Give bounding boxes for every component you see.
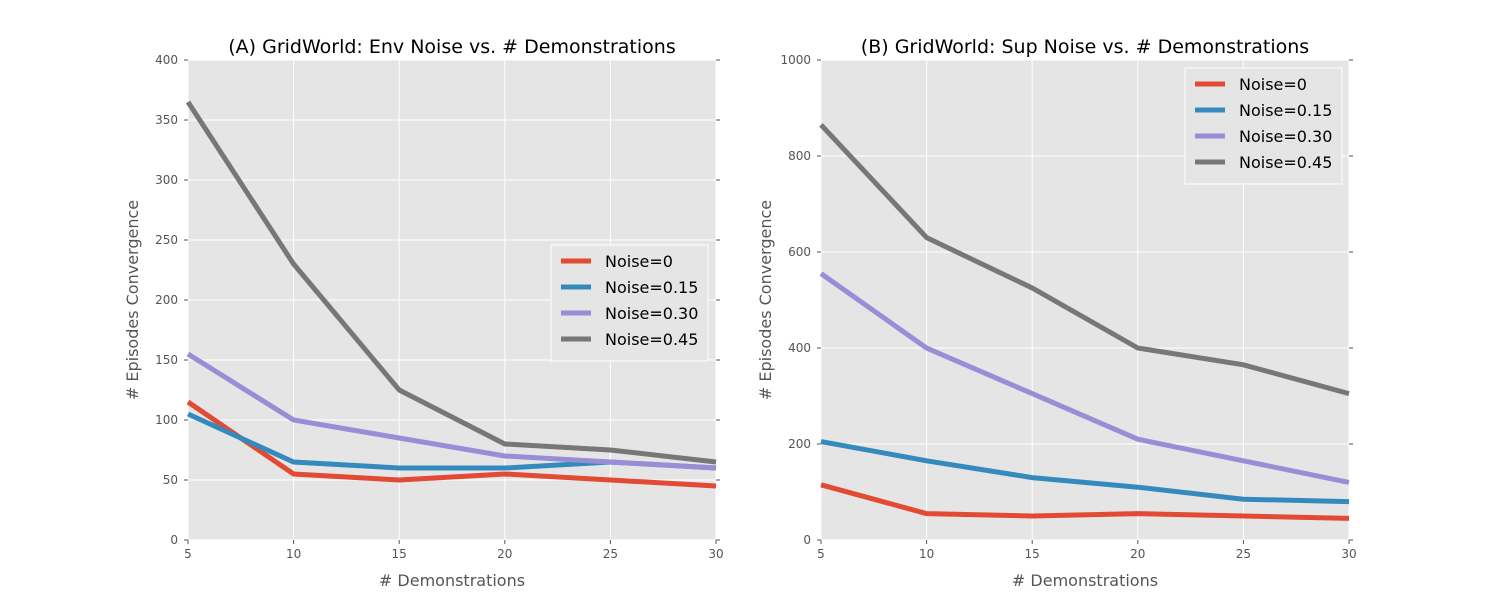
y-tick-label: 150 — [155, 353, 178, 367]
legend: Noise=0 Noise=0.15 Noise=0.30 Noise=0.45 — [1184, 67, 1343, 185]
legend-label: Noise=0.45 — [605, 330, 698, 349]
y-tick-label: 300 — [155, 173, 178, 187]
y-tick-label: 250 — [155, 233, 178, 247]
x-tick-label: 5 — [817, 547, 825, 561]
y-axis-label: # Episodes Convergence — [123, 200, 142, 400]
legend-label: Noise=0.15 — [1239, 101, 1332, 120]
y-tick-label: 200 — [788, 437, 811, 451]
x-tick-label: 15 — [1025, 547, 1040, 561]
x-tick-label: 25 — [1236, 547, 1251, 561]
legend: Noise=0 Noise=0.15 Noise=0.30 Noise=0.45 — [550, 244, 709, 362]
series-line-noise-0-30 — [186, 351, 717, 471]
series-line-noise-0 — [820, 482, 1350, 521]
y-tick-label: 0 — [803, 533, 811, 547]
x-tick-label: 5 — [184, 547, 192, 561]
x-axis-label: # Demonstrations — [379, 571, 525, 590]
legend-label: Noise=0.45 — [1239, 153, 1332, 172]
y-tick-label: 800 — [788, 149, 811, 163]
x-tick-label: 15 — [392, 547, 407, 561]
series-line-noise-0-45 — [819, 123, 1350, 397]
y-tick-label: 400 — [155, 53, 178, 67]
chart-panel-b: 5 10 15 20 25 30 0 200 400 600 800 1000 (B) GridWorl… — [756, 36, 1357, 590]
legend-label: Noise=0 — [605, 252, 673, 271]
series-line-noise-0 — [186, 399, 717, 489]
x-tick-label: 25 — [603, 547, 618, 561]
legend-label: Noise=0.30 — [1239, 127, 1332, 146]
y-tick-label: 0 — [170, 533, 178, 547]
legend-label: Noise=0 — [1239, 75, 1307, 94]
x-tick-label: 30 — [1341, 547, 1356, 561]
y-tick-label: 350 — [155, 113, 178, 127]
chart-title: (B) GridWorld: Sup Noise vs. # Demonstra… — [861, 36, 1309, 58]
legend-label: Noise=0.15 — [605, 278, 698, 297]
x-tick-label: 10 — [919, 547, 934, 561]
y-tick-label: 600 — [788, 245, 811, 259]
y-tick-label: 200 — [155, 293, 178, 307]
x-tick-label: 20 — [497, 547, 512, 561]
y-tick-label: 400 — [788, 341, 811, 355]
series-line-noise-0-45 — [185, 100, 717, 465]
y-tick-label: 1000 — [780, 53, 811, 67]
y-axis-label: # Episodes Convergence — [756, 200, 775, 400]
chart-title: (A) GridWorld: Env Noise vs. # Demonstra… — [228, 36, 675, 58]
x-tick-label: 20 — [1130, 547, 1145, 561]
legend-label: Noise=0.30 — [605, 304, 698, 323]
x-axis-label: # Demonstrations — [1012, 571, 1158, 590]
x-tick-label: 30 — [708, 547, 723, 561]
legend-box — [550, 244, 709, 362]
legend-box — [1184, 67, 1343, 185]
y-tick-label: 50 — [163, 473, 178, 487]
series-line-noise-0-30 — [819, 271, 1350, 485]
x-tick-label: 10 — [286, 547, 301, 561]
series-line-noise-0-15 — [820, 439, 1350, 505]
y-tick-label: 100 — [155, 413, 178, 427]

* * *

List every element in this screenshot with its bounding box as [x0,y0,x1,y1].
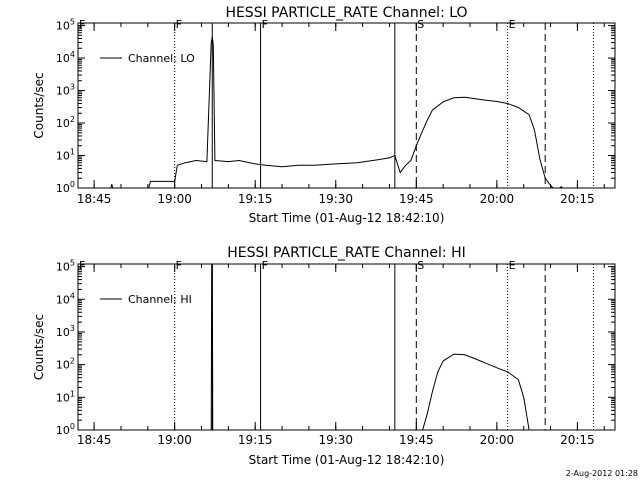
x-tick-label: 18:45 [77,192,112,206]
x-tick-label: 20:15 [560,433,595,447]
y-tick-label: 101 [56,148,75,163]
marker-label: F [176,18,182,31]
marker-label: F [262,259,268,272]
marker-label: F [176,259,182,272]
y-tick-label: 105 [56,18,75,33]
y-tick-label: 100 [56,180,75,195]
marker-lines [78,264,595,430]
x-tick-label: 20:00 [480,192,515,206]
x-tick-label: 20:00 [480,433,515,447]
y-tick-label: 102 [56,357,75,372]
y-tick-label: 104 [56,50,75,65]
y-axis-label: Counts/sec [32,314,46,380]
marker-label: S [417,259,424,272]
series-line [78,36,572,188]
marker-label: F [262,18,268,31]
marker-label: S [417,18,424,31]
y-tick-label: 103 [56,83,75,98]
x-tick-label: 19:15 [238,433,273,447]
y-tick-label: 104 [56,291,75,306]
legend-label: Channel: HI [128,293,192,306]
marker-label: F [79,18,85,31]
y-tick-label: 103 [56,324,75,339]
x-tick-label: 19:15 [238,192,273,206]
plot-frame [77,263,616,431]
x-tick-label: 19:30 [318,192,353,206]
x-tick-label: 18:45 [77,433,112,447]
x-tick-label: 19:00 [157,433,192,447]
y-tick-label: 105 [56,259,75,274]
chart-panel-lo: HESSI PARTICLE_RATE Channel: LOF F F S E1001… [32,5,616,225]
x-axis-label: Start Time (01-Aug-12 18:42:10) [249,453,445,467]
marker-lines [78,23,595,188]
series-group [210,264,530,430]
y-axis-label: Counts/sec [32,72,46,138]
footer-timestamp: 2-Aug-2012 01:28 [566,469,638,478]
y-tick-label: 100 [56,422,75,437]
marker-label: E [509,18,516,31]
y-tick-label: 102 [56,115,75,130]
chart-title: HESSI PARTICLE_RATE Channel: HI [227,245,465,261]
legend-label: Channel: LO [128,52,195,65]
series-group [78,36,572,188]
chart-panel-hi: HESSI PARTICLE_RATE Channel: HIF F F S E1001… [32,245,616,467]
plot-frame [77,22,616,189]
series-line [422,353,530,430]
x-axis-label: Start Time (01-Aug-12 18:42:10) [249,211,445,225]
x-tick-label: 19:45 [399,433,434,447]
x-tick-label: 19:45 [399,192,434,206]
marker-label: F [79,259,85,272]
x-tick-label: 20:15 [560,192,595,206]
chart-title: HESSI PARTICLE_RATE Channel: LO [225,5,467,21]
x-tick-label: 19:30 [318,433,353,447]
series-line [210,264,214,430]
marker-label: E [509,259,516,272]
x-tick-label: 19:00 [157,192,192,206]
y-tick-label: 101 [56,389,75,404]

[Short problem] Render the entries as a numbered list, skipping any blank lines, covering only the stretch from the line containing "y-tick-label: 150 — [155, 353, 178, 367]" through the line containing "y-tick-label: 1000 — [780, 53, 811, 67]".

[Written solution]
1. y-tick-label: 150 — [155, 353, 178, 367]
2. legend: Noise=0 Noise=0.15 Noise=0.30 Noise=0.45 — [1184, 67, 1343, 185]
3. legend-label: Noise=0.45 — [605, 330, 698, 349]
4. y-tick-label: 300 — [155, 173, 178, 187]
5. y-tick-label: 250 — [155, 233, 178, 247]
6. x-tick-label: 5 — [817, 547, 825, 561]
7. y-axis-label: # Episodes Convergence — [123, 200, 142, 400]
8. legend-label: Noise=0.15 — [1239, 101, 1332, 120]
9. y-tick-label: 200 — [788, 437, 811, 451]
10. x-tick-label: 15 — [1025, 547, 1040, 561]
11. x-tick-label: 25 — [1236, 547, 1251, 561]
12. legend: Noise=0 Noise=0.15 Noise=0.30 Noise=0.45 — [550, 244, 709, 362]
13. series-line-noise-0-30 — [186, 351, 717, 471]
14. series-line-noise-0 — [820, 482, 1350, 521]
15. y-tick-label: 0 — [803, 533, 811, 547]
16. x-tick-label: 5 — [184, 547, 192, 561]
17. x-axis-label: # Demonstrations — [379, 571, 525, 590]
18. legend-label: Noise=0.45 — [1239, 153, 1332, 172]
19. y-tick-label: 800 — [788, 149, 811, 163]
20. x-tick-label: 15 — [392, 547, 407, 561]
21. series-line-noise-0-45 — [819, 123, 1350, 397]
22. y-tick-label: 400 — [155, 53, 178, 67]
23. chart-panel-b: 5 10 15 20 25 30 0 200 400 600 800 1000 (B) GridWorl… — [756, 36, 1357, 590]
24. legend-label: Noise=0 — [605, 252, 673, 271]
25. series-line-noise-0 — [186, 399, 717, 489]
26. x-tick-label: 25 — [603, 547, 618, 561]
27. legend-label: Noise=0.30 — [1239, 127, 1332, 146]
28. y-tick-label: 0 — [170, 533, 178, 547]
29. legend-label: Noise=0 — [1239, 75, 1307, 94]
30. x-tick-label: 30 — [1341, 547, 1356, 561]
31. y-tick-label: 350 — [155, 113, 178, 127]
32. chart-title: (B) GridWorld: Sup Noise vs. # Demonstra… — [861, 36, 1309, 58]
33. legend-label: Noise=0.15 — [605, 278, 698, 297]
34. x-tick-label: 10 — [919, 547, 934, 561]
35. y-tick-label: 600 — [788, 245, 811, 259]
36. y-tick-label: 200 — [155, 293, 178, 307]
37. x-tick-label: 20 — [497, 547, 512, 561]
38. y-tick-label: 400 — [788, 341, 811, 355]
39. series-line-noise-0-45 — [185, 100, 717, 465]
40. y-tick-label: 1000 — [780, 53, 811, 67]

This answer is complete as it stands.